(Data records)
** START **

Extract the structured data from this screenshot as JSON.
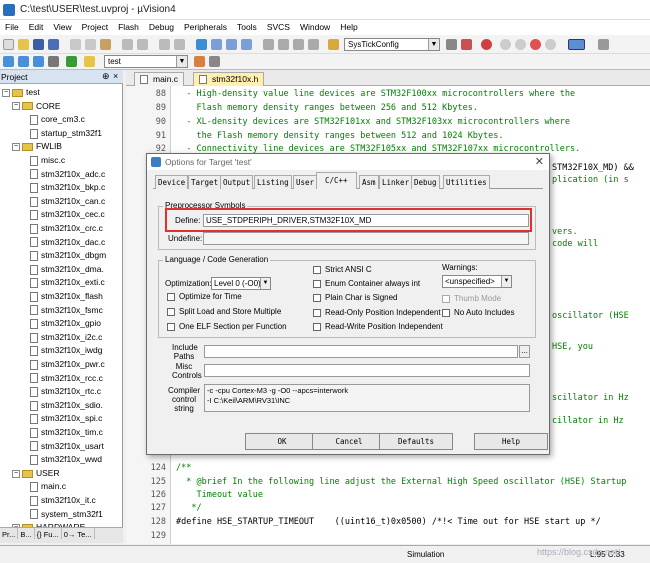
{
  "window": {
    "title": "C:\\test\\USER\\test.uvproj - µVision4"
  },
  "menu": [
    "File",
    "Edit",
    "View",
    "Project",
    "Flash",
    "Debug",
    "Peripherals",
    "Tools",
    "SVCS",
    "Window",
    "Help"
  ],
  "toolbar": {
    "func_combo": "SysTickConfig",
    "target_combo": "test"
  },
  "project": {
    "header": "Project",
    "root": "test",
    "rows": [
      {
        "kind": "folder",
        "label": "CORE",
        "indent": 1
      },
      {
        "kind": "file",
        "label": "core_cm3.c",
        "indent": 2
      },
      {
        "kind": "file",
        "label": "startup_stm32f1",
        "indent": 2
      },
      {
        "kind": "folder",
        "label": "FWLIB",
        "indent": 1
      },
      {
        "kind": "file",
        "label": "misc.c",
        "indent": 2
      },
      {
        "kind": "file",
        "label": "stm32f10x_adc.c",
        "indent": 2
      },
      {
        "kind": "file",
        "label": "stm32f10x_bkp.c",
        "indent": 2
      },
      {
        "kind": "file",
        "label": "stm32f10x_can.c",
        "indent": 2
      },
      {
        "kind": "file",
        "label": "stm32f10x_cec.c",
        "indent": 2
      },
      {
        "kind": "file",
        "label": "stm32f10x_crc.c",
        "indent": 2
      },
      {
        "kind": "file",
        "label": "stm32f10x_dac.c",
        "indent": 2
      },
      {
        "kind": "file",
        "label": "stm32f10x_dbgm",
        "indent": 2
      },
      {
        "kind": "file",
        "label": "stm32f10x_dma.",
        "indent": 2
      },
      {
        "kind": "file",
        "label": "stm32f10x_exti.c",
        "indent": 2
      },
      {
        "kind": "file",
        "label": "stm32f10x_flash",
        "indent": 2
      },
      {
        "kind": "file",
        "label": "stm32f10x_fsmc",
        "indent": 2
      },
      {
        "kind": "file",
        "label": "stm32f10x_gpio",
        "indent": 2
      },
      {
        "kind": "file",
        "label": "stm32f10x_i2c.c",
        "indent": 2
      },
      {
        "kind": "file",
        "label": "stm32f10x_iwdg",
        "indent": 2
      },
      {
        "kind": "file",
        "label": "stm32f10x_pwr.c",
        "indent": 2
      },
      {
        "kind": "file",
        "label": "stm32f10x_rcc.c",
        "indent": 2
      },
      {
        "kind": "file",
        "label": "stm32f10x_rtc.c",
        "indent": 2
      },
      {
        "kind": "file",
        "label": "stm32f10x_sdio.",
        "indent": 2
      },
      {
        "kind": "file",
        "label": "stm32f10x_spi.c",
        "indent": 2
      },
      {
        "kind": "file",
        "label": "stm32f10x_tim.c",
        "indent": 2
      },
      {
        "kind": "file",
        "label": "stm32f10x_usart",
        "indent": 2
      },
      {
        "kind": "file",
        "label": "stm32f10x_wwd",
        "indent": 2
      },
      {
        "kind": "folder",
        "label": "USER",
        "indent": 1
      },
      {
        "kind": "file",
        "label": "main.c",
        "indent": 2
      },
      {
        "kind": "file",
        "label": "stm32f10x_it.c",
        "indent": 2
      },
      {
        "kind": "file",
        "label": "system_stm32f1",
        "indent": 2
      },
      {
        "kind": "folder",
        "label": "HARDWARE",
        "indent": 1
      }
    ],
    "bottom_tabs": [
      "Pr...",
      "B...",
      "{} Fu...",
      "0→ Te..."
    ]
  },
  "editor": {
    "tabs": [
      "main.c",
      "stm32f10x.h"
    ],
    "lines": [
      {
        "n": "88",
        "t": "  - High-density value line devices are STM32F100xx microcontrollers where the",
        "c": "cm"
      },
      {
        "n": "89",
        "t": "    Flash memory density ranges between 256 and 512 Kbytes.",
        "c": "cm"
      },
      {
        "n": "90",
        "t": "  - XL-density devices are STM32F101xx and STM32F103xx microcontrollers where",
        "c": "cm"
      },
      {
        "n": "91",
        "t": "    the Flash memory density ranges between 512 and 1024 Kbytes.",
        "c": "cm"
      },
      {
        "n": "92",
        "t": "  - Connectivity line devices are STM32F105xx and STM32F107xx microcontrollers.",
        "c": "cm"
      },
      {
        "n": "93",
        "t": "  */",
        "c": "cm"
      },
      {
        "n": "124",
        "t": "/**",
        "c": "cm"
      },
      {
        "n": "125",
        "t": "  * @brief In the following line adjust the External High Speed oscillator (HSE) Startup",
        "c": "cm"
      },
      {
        "n": "126",
        "t": "    Timeout value",
        "c": "cm"
      },
      {
        "n": "127",
        "t": "   */",
        "c": "cm"
      },
      {
        "n": "128",
        "t": "#define HSE_STARTUP_TIMEOUT    ((uint16_t)0x0500) /*!< Time out for HSE start up */",
        "c": "code"
      },
      {
        "n": "129",
        "t": "",
        "c": "code"
      }
    ],
    "peek": [
      "STM32F10X_MD) &&",
      "plication (in s",
      "vers.",
      "code will",
      "oscillator (HSE",
      "HSE, you",
      "scillator in Hz",
      "cillator in Hz"
    ]
  },
  "status": {
    "mode": "Simulation",
    "pos": "L:95 C:33"
  },
  "watermark": "https://blog.csdn.net/",
  "dialog": {
    "title": "Options for Target 'test'",
    "tabs": [
      "Device",
      "Target",
      "Output",
      "Listing",
      "User",
      "C/C++",
      "Asm",
      "Linker",
      "Debug",
      "Utilities"
    ],
    "active_tab": "C/C++",
    "preproc_group": "Preprocessor Symbols",
    "define_label": "Define:",
    "define_value": "USE_STDPERIPH_DRIVER,STM32F10X_MD",
    "undefine_label": "Undefine:",
    "undefine_value": "",
    "lang_group": "Language / Code Generation",
    "optimization_label": "Optimization:",
    "optimization_value": "Level 0 (-O0)",
    "checks_left": [
      "Optimize for Time",
      "Split Load and Store Multiple",
      "One ELF Section per Function"
    ],
    "checks_mid": [
      "Strict ANSI C",
      "Enum Container always int",
      "Plain Char is Signed",
      "Read-Only Position Independent",
      "Read-Write Position Independent"
    ],
    "warnings_label": "Warnings:",
    "warnings_value": "<unspecified>",
    "thumb_mode": "Thumb Mode",
    "no_auto": "No Auto Includes",
    "include_label": "Include Paths",
    "misc_label": "Misc Controls",
    "compiler_label": "Compiler control string",
    "compiler_line1": "-c -cpu Cortex-M3 -g -O0 --apcs=interwork",
    "compiler_line2": "-I C:\\Keil\\ARM\\RV31\\INC",
    "buttons": [
      "OK",
      "Cancel",
      "Defaults",
      "Help"
    ]
  }
}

** END **

#### Written instruction:
Every line of the records that includes the word "Read" should be gathered.

#### Problem solution:
      "Read-Only Position Independent",
      "Read-Write Position Independent"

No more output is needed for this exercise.